Written request: Please copy out the material below word for word, leaving out the pictures.

Data entries:

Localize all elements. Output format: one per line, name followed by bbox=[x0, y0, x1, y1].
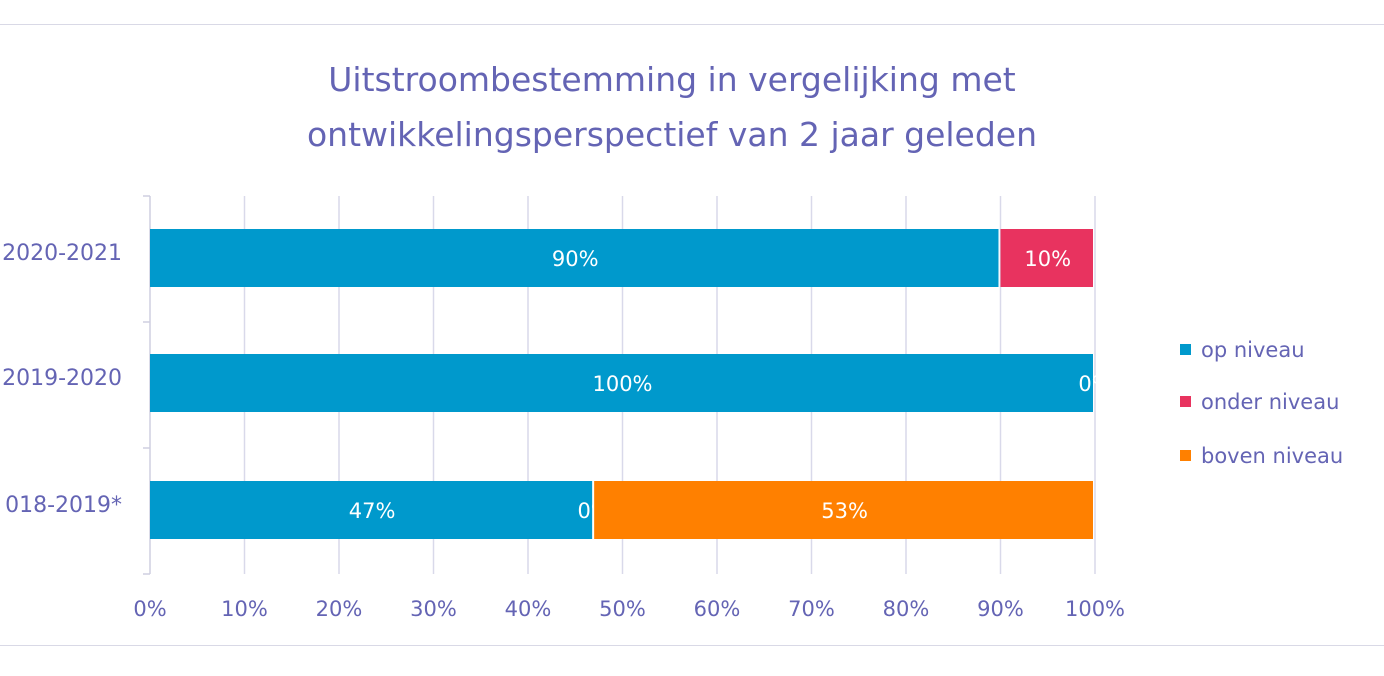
chart-title: Uitstroombestemming in vergelijking met … bbox=[0, 52, 1344, 162]
x-tick-label: 0% bbox=[133, 597, 166, 621]
category-label: 018-2019* bbox=[5, 493, 122, 518]
bar-data-label: 53% bbox=[821, 499, 868, 523]
x-tick-label: 10% bbox=[221, 597, 268, 621]
bar-segment bbox=[594, 481, 1093, 539]
chart-title-line-2: ontwikkelingsperspectief van 2 jaar gele… bbox=[306, 115, 1038, 154]
legend-swatch bbox=[1180, 450, 1191, 461]
bar-data-label: 10% bbox=[1024, 247, 1071, 271]
x-tick-label: 30% bbox=[410, 597, 457, 621]
bar-data-label: 100% bbox=[592, 372, 652, 396]
x-tick-label: 80% bbox=[883, 597, 930, 621]
bar-segment bbox=[1000, 229, 1093, 287]
category-label: 2020-2021 bbox=[2, 241, 122, 266]
legend-label: boven niveau bbox=[1201, 444, 1343, 468]
bar-data-label: 0% bbox=[1078, 372, 1111, 396]
x-tick-label: 20% bbox=[316, 597, 363, 621]
legend-swatch bbox=[1180, 396, 1191, 407]
chart-frame bbox=[0, 24, 1384, 646]
chart-title-line-1: Uitstroombestemming in vergelijking met bbox=[328, 60, 1016, 99]
legend-label: op niveau bbox=[1201, 338, 1305, 362]
bar-segment bbox=[150, 354, 1093, 412]
x-tick-label: 50% bbox=[599, 597, 646, 621]
bar-data-label: 47% bbox=[349, 499, 396, 523]
category-label: 2019-2020 bbox=[2, 366, 122, 391]
legend-swatch bbox=[1180, 344, 1191, 355]
x-tick-label: 60% bbox=[694, 597, 741, 621]
x-tick-label: 40% bbox=[505, 597, 552, 621]
bar-segment bbox=[150, 229, 999, 287]
x-tick-label: 70% bbox=[788, 597, 835, 621]
bar-segment bbox=[150, 481, 593, 539]
x-tick-label: 100% bbox=[1065, 597, 1125, 621]
legend-label: onder niveau bbox=[1201, 390, 1339, 414]
bar-data-label: 90% bbox=[552, 247, 599, 271]
x-tick-label: 90% bbox=[977, 597, 1024, 621]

Full output:
Localize all elements. Output format: one per line, name followed by bbox=[x0, y0, x1, y1].
chart-title: Uitstroombestemming in vergelijking met … bbox=[0, 52, 1344, 162]
x-tick-label: 0% bbox=[133, 597, 166, 621]
category-label: 018-2019* bbox=[5, 493, 122, 518]
bar-data-label: 53% bbox=[821, 499, 868, 523]
x-tick-label: 10% bbox=[221, 597, 268, 621]
bar-segment bbox=[594, 481, 1093, 539]
chart-title-line-2: ontwikkelingsperspectief van 2 jaar gele… bbox=[306, 115, 1038, 154]
legend-swatch bbox=[1180, 450, 1191, 461]
bar-data-label: 10% bbox=[1024, 247, 1071, 271]
x-tick-label: 30% bbox=[410, 597, 457, 621]
bar-data-label: 100% bbox=[592, 372, 652, 396]
x-tick-label: 80% bbox=[883, 597, 930, 621]
bar-segment bbox=[1000, 229, 1093, 287]
category-label: 2020-2021 bbox=[2, 241, 122, 266]
legend-label: boven niveau bbox=[1201, 444, 1343, 468]
bar-data-label: 0% bbox=[1078, 372, 1111, 396]
x-tick-label: 20% bbox=[316, 597, 363, 621]
legend-swatch bbox=[1180, 396, 1191, 407]
chart-frame bbox=[0, 24, 1384, 646]
chart-title-line-1: Uitstroombestemming in vergelijking met bbox=[328, 60, 1016, 99]
legend-label: op niveau bbox=[1201, 338, 1305, 362]
bar-segment bbox=[150, 354, 1093, 412]
x-tick-label: 50% bbox=[599, 597, 646, 621]
bar-data-label: 47% bbox=[349, 499, 396, 523]
category-label: 2019-2020 bbox=[2, 366, 122, 391]
legend-swatch bbox=[1180, 344, 1191, 355]
x-tick-label: 60% bbox=[694, 597, 741, 621]
x-tick-label: 40% bbox=[505, 597, 552, 621]
bar-segment bbox=[150, 229, 999, 287]
x-tick-label: 70% bbox=[788, 597, 835, 621]
bar-segment bbox=[150, 481, 593, 539]
x-tick-label: 100% bbox=[1065, 597, 1125, 621]
legend-label: onder niveau bbox=[1201, 390, 1339, 414]
bar-data-label: 90% bbox=[552, 247, 599, 271]
x-tick-label: 90% bbox=[977, 597, 1024, 621]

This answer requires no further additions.